Duke bachelor’s (economics) & literally no work history

Anonymous
Anonymous wrote:DS will graduate from Brown with a degree in economics in two weeks with a junior internship, and is still looking for jobs. DS has fifteen friends from Brown with the same major. Of those fifteen, five received job offers because their families are super wealthy with so many connections. The remaining ten, DS included, have been looking for jobs since January. It is not easy if you’re from MC and your families don’t have connections in this job market environment. Going to Brown has not helped DS so far.

People need to get out of the McLean, Langley, great falls, Bethesda, and Potomac bubble.


And yet, I have lower middle class young women in my family who were not at all gifted students and are making $70,000-85,000 year wages as first year registered nurses. Community college and regional state university degrees.
Anonymous
Anonymous wrote:Just pathologically lie about two summer internships. The only employers who truly deep dive and vet employment history are banks and some fed agencies.


Untrue and very bad advice. Why did the parents not tell the kid to get summer jobs?
Anonymous
Anonymous wrote:
Anonymous wrote:DS will graduate from Brown with a degree in economics in two weeks with a junior internship, and is still looking for jobs. DS has fifteen friends from Brown with the same major. Of those fifteen, five received job offers because their families are super wealthy with so many connections. The remaining ten, DS included, have been looking for jobs since January. It is not easy if you’re from MC and your families don’t have connections in this job market environment. Going to Brown has not helped DS so far.

People need to get out of the McLean, Langley, great falls, Bethesda, and Potomac bubble.

(Information given)
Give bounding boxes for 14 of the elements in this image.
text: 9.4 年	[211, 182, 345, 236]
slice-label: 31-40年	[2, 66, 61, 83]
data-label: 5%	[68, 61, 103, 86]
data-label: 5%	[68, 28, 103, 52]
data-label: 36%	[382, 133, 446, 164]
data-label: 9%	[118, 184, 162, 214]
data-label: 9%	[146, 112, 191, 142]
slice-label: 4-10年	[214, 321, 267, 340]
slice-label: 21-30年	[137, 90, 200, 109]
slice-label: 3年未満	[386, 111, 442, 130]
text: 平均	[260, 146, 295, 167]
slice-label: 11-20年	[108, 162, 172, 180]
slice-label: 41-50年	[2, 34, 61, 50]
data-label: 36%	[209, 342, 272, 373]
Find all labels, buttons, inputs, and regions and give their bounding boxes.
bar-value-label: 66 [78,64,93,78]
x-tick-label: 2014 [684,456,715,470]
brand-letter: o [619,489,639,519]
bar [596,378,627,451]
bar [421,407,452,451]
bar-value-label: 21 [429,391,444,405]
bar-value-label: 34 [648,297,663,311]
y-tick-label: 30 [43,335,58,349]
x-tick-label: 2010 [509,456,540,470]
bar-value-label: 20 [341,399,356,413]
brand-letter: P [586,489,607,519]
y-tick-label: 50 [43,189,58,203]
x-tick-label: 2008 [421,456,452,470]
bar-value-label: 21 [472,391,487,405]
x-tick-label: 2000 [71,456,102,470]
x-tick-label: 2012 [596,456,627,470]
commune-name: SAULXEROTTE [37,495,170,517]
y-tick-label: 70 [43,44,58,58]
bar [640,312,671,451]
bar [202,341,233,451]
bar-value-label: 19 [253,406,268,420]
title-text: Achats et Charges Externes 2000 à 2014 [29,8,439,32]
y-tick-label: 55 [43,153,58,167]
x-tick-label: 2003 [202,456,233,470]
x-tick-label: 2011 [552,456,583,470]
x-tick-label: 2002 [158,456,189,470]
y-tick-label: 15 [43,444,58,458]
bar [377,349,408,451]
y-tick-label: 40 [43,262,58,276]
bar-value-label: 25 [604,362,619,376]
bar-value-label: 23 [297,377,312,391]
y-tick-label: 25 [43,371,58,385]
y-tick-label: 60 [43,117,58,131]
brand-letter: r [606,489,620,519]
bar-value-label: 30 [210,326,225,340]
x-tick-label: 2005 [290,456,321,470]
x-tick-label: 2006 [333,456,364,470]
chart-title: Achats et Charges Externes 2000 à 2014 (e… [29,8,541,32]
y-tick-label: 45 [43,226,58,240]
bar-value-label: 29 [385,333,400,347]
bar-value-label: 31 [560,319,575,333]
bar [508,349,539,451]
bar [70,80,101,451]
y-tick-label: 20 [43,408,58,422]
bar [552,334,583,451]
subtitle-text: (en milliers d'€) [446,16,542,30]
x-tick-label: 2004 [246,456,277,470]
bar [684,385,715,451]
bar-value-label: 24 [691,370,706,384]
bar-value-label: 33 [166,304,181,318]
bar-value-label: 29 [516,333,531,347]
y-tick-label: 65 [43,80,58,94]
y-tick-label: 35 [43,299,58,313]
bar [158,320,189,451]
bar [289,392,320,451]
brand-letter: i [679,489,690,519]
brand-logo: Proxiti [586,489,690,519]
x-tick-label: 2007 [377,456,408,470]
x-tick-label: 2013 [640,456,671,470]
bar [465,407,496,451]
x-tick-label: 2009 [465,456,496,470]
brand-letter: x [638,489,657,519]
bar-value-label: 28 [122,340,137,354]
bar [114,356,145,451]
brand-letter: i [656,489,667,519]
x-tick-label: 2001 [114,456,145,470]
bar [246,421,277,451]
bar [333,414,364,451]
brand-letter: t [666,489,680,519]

(What is required)
Give back the stretch of the job-hunting thread from "And yet, I have" through "some fed agencies.", copied word for word.

(Written response)
And yet, I have lower middle class young women in my family who were not at all gifted students and are making $70,000-85,000 year wages as first year registered nurses. Community college and regional state university degrees.
Anonymous
Anonymous wrote:Just pathologically lie about two summer internships. The only employers who truly deep dive and vet employment history are banks and some fed agencies.